**WORK TO COMPLETE:**
1. In the post on Python asyncio for threading users, which call forces a thread to release the GIL without ending the thread?
2. Please resume the post on Python asyncio for threading users, picking up right after its last sentence.

**SOURCE EXTRACT:**
:::::
Our Blog

Ongoing observations by End Point people

Python concurrency: asyncio for threading users

Matt vollrath

By Matt Vollrath
October 5, 2020

Freeway lanes

Photo by Adrian Schwarz

You’ve probably heard this classic software engineering mantra:

Concurrency is hard.

The undeniable fact is that an entire category of software bugs, known for being elusive and frustrating to reproduce, is gated behind the introduction of concurrency to a project. Race conditions, mutual exclusion, deadlock, and starvation, to name a few.

Most programming languages with concurrency features ship with some or all of the classical concurrency primitives: threads, locks, events, semaphores, mutexes, thread-safe queues, and so on. While practically any concurrency problem can be solved with this toolkit, let me share a relevant life mantra:

Just because you can doesn’t mean you should.

In the case of Python, you have access to a standard library alternative to threading, which factors out many of the trickier parts of concurrent programming: asyncio. Many existing applications of Python threads can be replaced by asyncio coroutines, potentially eliminating many of the difficulties of concurrency.

Understanding the differences between asyncio and threading can help you make informed choices about which to apply and when, so let’s take a closer look.

The Python GIL

Any discussion of Python concurrency should mention Python’s GIL, or Global Interpreter Lock. The GIL ensures that only one thread may be executing Python code at a time. A. Jesse Jiryu Davis writes a succinct description of how the GIL affects Python threads:

One thread runs Python, while N others sleep or await I/O.

Once a thread has acquired the GIL, there are two ways it can release the GIL for another thread to acquire:

  1. Reaching a point in the script where it is sleeping, ending, waiting for I/O, or executing native code which explicitly releases the GIL. For example, calling time.sleep(0) forces a thread to release the GIL without ending the thread.
  2. After executing for some amount of time and/or instructions, a thread may be forced to release the GIL for another thread to have a turn. Interrupting a thread in this way is preemption.
:::::
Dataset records

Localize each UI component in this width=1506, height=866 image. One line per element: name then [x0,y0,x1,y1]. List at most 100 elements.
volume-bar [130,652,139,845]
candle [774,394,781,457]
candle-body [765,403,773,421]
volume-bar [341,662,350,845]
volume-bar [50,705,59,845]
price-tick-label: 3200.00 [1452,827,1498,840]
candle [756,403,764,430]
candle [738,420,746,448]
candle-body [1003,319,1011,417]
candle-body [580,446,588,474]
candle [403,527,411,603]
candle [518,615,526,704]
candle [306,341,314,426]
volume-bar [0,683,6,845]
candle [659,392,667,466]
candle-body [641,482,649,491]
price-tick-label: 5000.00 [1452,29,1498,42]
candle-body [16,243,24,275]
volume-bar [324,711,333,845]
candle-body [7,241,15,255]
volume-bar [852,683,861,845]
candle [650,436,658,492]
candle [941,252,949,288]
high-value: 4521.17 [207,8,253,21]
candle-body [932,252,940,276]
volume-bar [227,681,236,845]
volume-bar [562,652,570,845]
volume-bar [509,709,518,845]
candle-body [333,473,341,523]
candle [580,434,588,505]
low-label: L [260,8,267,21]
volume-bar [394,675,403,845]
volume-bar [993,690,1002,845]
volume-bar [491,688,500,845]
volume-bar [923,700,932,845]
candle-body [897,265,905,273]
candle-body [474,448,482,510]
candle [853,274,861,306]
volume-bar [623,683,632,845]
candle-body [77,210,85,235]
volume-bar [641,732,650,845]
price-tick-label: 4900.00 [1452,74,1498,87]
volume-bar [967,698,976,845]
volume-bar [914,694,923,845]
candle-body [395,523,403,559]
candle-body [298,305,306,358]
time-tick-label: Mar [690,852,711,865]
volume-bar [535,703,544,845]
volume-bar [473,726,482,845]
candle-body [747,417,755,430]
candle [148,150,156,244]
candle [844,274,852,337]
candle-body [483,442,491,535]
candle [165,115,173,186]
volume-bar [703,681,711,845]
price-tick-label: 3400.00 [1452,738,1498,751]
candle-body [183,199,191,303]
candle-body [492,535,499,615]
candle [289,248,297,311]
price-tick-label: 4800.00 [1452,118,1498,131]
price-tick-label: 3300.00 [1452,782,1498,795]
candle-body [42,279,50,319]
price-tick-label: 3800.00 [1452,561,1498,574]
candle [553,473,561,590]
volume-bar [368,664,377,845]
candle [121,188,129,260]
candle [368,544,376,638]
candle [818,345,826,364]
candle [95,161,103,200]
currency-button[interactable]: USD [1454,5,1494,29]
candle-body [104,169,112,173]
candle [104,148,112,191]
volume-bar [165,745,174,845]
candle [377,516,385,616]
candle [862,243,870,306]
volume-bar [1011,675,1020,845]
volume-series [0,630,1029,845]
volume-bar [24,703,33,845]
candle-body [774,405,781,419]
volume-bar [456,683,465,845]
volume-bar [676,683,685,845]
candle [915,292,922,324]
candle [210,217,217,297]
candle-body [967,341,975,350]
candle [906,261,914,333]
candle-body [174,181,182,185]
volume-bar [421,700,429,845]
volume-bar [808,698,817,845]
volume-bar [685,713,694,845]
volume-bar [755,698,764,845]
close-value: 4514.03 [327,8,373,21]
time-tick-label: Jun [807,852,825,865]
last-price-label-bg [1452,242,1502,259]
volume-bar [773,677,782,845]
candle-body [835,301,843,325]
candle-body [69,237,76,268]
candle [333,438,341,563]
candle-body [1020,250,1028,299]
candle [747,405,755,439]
:::::
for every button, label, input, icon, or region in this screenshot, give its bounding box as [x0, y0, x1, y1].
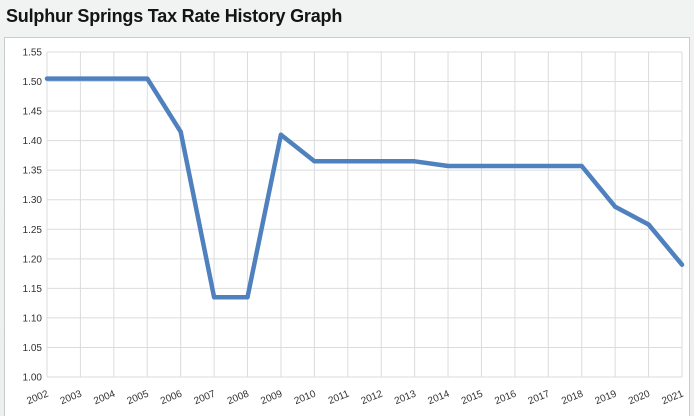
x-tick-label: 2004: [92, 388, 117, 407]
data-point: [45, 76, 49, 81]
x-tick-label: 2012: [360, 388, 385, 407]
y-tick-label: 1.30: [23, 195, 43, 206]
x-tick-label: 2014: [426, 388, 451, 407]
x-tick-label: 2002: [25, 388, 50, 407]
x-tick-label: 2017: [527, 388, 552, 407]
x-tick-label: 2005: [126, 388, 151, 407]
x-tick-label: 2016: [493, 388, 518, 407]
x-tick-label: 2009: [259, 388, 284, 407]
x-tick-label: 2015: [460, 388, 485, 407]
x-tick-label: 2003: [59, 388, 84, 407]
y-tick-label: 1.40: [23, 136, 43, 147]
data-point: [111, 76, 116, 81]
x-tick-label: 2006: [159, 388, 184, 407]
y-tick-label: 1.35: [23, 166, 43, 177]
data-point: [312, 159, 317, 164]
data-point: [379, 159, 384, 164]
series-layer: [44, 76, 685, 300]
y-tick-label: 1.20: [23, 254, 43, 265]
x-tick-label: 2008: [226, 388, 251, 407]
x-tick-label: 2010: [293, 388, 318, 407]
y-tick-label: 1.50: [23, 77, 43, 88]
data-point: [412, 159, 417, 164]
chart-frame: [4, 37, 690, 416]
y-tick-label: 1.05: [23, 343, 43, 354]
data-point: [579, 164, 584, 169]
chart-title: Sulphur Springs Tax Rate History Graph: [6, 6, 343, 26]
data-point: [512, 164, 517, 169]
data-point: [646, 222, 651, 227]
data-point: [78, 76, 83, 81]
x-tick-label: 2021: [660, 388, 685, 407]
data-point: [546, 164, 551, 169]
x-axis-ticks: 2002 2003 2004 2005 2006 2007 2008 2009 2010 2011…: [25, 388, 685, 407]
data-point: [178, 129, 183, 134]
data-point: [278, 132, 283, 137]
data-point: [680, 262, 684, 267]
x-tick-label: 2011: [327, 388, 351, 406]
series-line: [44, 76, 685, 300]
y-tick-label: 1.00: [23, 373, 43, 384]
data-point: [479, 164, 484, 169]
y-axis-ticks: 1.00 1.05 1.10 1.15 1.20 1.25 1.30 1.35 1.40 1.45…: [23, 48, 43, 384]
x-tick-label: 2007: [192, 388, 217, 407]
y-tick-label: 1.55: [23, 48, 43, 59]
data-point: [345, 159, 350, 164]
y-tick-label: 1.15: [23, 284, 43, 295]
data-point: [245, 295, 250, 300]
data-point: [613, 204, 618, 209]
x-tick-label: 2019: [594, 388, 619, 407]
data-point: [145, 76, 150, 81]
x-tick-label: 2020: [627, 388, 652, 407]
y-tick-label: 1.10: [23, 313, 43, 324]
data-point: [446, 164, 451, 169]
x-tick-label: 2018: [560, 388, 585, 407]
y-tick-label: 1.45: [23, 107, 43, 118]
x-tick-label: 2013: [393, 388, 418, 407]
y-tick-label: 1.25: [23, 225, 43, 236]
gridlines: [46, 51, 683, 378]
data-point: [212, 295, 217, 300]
:::::
**SOLVED PROBLEMS:**
1. time.sleep(0)

2.
A Contrived Example of Thread Preemption

Here I will set up a concurrency toy to demonstrate some characteristics of Python threading. One thread will increment a list of numbers in a for loop. The other thread will, roughly once per second, check the consistency of the list (all numbers are equal) and print a message. Observant readers can probably imagine a better non-threading solution to this problem, but allow me to entertain you.

All posted results are from running the examples in Python 3.8.6 in a Docker container on a laptop. Your results may vary.

Here is the naive approach, without any attempt at synchronization:

import threading
import time

SIZE = 100000


class Counter():
  def __init__(self):
    self.values = [0] * SIZE

  def count(self):
    while True:
      for i in range(SIZE):
        self.values[i] += 1

  def heartbeat(self):
    t0 = time.monotonic()

    while True:
      time.sleep(1.0)

      # Check for consistency.
      for i in range(SIZE):
        assert self.values[i] == self.values[0], f'Value at index {i} is inconsistent'

      now = time.monotonic()
      print(f'All values are {self.values[0]} at +{now - t0:.5f}s')


if __name__ == '__main__':
  counter = Counter()

  t_count = threading.Thread(target=counter.count, daemon=True)
  t_count.start()

  t_heartbeat = threading.Thread(target=counter.heartbeat, daemon=True)
  t_heartbeat.start()

  print('Press Ctrl+C to end')

  # Wait for Ctrl+C or heartbeat crash.
  t_heartbeat.join()

If you run this code a few times, you’ll notice that you might get a few heartbeat messages (if you’re lucky), then the script crashes because the consistency check failed. Because the counter thread can be preempted at any time, this can include between value increments in the for loop. Similarly, the heartbeat thread can be preempted in the middle of its consistency check.

Threads can be very rude when left alone. We can prevent threads racing for access to shared state by using a Lock, which can only be held by one thread at a time:

class Counter():
  def __init__(self):
    self.values_lock = threading.Lock()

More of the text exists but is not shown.